• _Stated problem_
Rewrite the records below with every "config.json" replaced by "settings.json", keeping all other text unchanged.

• _Given entries_
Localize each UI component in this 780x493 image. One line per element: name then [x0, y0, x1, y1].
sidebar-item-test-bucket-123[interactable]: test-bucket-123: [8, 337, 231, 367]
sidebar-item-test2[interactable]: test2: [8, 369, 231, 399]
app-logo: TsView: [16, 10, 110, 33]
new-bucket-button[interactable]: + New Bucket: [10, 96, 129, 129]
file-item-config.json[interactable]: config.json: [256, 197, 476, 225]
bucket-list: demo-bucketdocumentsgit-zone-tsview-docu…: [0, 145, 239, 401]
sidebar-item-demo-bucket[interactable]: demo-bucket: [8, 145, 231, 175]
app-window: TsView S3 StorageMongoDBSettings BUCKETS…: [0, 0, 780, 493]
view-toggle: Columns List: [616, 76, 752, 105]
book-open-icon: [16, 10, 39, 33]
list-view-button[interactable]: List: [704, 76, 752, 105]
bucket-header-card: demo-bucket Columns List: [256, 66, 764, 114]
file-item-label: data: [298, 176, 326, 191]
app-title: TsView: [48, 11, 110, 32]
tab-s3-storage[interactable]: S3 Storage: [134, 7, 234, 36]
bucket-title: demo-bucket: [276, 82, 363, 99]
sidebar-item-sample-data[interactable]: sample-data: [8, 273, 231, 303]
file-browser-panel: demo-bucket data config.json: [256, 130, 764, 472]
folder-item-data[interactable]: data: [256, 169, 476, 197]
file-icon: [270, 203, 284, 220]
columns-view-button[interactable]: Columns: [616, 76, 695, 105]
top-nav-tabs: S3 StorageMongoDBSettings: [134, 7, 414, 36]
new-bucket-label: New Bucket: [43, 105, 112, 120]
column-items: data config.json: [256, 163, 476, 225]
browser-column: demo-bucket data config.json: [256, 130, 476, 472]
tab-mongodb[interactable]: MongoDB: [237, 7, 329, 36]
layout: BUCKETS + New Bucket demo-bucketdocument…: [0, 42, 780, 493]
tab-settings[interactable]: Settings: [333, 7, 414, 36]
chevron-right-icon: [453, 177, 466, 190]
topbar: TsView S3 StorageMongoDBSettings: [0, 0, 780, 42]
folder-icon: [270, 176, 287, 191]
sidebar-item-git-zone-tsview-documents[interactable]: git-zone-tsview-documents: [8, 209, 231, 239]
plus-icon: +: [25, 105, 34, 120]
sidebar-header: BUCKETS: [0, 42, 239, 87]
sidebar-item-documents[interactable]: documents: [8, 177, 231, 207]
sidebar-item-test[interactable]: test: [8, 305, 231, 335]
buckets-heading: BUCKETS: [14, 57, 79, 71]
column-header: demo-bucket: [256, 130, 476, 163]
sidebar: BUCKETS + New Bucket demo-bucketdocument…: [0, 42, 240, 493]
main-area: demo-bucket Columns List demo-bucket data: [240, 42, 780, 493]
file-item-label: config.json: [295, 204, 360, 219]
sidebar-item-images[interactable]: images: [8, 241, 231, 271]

• _Result below_
Localize each UI component in this 780x493 image. One line per element: name then [x0, y0, x1, y1].
sidebar-item-test-bucket-123[interactable]: test-bucket-123: [8, 337, 231, 367]
sidebar-item-test2[interactable]: test2: [8, 369, 231, 399]
app-logo: TsView: [16, 10, 110, 33]
new-bucket-button[interactable]: + New Bucket: [10, 96, 129, 129]
file-item-settings.json[interactable]: settings.json: [256, 197, 476, 225]
bucket-list: demo-bucketdocumentsgit-zone-tsview-docu…: [0, 145, 239, 401]
sidebar-item-demo-bucket[interactable]: demo-bucket: [8, 145, 231, 175]
app-window: TsView S3 StorageMongoDBSettings BUCKETS…: [0, 0, 780, 493]
view-toggle: Columns List: [616, 76, 752, 105]
book-open-icon: [16, 10, 39, 33]
list-view-button[interactable]: List: [704, 76, 752, 105]
bucket-header-card: demo-bucket Columns List: [256, 66, 764, 114]
file-item-label: data: [298, 176, 326, 191]
app-title: TsView: [48, 11, 110, 32]
tab-s3-storage[interactable]: S3 Storage: [134, 7, 234, 36]
bucket-title: demo-bucket: [276, 82, 363, 99]
sidebar-item-sample-data[interactable]: sample-data: [8, 273, 231, 303]
file-browser-panel: demo-bucket data settings.json: [256, 130, 764, 472]
folder-item-data[interactable]: data: [256, 169, 476, 197]
file-icon: [270, 203, 284, 220]
columns-view-button[interactable]: Columns: [616, 76, 695, 105]
top-nav-tabs: S3 StorageMongoDBSettings: [134, 7, 414, 36]
new-bucket-label: New Bucket: [43, 105, 112, 120]
column-items: data settings.json: [256, 163, 476, 225]
browser-column: demo-bucket data settings.json: [256, 130, 476, 472]
tab-mongodb[interactable]: MongoDB: [237, 7, 329, 36]
layout: BUCKETS + New Bucket demo-bucketdocument…: [0, 42, 780, 493]
tab-settings[interactable]: Settings: [333, 7, 414, 36]
chevron-right-icon: [453, 177, 466, 190]
topbar: TsView S3 StorageMongoDBSettings: [0, 0, 780, 42]
folder-icon: [270, 176, 287, 191]
sidebar-item-git-zone-tsview-documents[interactable]: git-zone-tsview-documents: [8, 209, 231, 239]
plus-icon: +: [25, 105, 34, 120]
sidebar-header: BUCKETS: [0, 42, 239, 87]
sidebar-item-documents[interactable]: documents: [8, 177, 231, 207]
sidebar-item-test[interactable]: test: [8, 305, 231, 335]
buckets-heading: BUCKETS: [14, 57, 79, 71]
column-header: demo-bucket: [256, 130, 476, 163]
sidebar: BUCKETS + New Bucket demo-bucketdocument…: [0, 42, 240, 493]
main-area: demo-bucket Columns List demo-bucket data: [240, 42, 780, 493]
file-item-label: settings.json: [295, 204, 360, 219]
sidebar-item-images[interactable]: images: [8, 241, 231, 271]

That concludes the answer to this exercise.